▶ [INSTRUCTION]: What follows is a listing; restate every line of it word for word.

=== PROVIDED DATA ===

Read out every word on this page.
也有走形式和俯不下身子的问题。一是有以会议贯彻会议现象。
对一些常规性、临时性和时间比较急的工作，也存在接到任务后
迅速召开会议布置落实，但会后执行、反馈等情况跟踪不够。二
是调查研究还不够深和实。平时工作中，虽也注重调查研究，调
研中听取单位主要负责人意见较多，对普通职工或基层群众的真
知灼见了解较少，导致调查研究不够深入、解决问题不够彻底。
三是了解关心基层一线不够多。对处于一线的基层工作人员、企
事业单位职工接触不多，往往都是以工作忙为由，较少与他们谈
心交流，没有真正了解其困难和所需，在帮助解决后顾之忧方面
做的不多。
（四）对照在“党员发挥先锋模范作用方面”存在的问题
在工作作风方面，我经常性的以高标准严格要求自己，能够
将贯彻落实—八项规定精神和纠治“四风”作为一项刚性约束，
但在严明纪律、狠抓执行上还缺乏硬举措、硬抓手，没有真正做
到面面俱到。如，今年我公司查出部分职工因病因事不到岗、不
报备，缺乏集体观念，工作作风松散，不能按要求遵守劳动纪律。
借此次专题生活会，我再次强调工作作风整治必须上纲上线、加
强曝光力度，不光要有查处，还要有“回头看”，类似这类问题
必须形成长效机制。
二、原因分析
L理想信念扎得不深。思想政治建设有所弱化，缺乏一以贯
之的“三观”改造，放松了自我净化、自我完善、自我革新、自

===

▶ [RESULT]:
Read out every word on this page.
也有走形式和俯不下身子的问题。一是有以会议贯彻会议现象。
对一些常规性、临时性和时间比较急的工作，也存在接到任务后
迅速召开会议布置落实，但会后执行、反馈等情况跟踪不够。二
是调查研究还不够深和实。平时工作中，虽也注重调查研究，调
研中听取单位主要负责人意见较多，对普通职工或基层群众的真
知灼见了解较少，导致调查研究不够深入、解决问题不够彻底。
三是了解关心基层一线不够多。对处于一线的基层工作人员、企
事业单位职工接触不多，往往都是以工作忙为由，较少与他们谈
心交流，没有真正了解其困难和所需，在帮助解决后顾之忧方面
做的不多。
（四）对照在“党员发挥先锋模范作用方面”存在的问题
在工作作风方面，我经常性的以高标准严格要求自己，能够
将贯彻落实—八项规定精神和纠治“四风”作为一项刚性约束，
但在严明纪律、狠抓执行上还缺乏硬举措、硬抓手，没有真正做
到面面俱到。如，今年我公司查出部分职工因病因事不到岗、不
报备，缺乏集体观念，工作作风松散，不能按要求遵守劳动纪律。
借此次专题生活会，我再次强调工作作风整治必须上纲上线、加
强曝光力度，不光要有查处，还要有“回头看”，类似这类问题
必须形成长效机制。
二、原因分析
L理想信念扎得不深。思想政治建设有所弱化，缺乏一以贯
之的“三观”改造，放松了自我净化、自我完善、自我革新、自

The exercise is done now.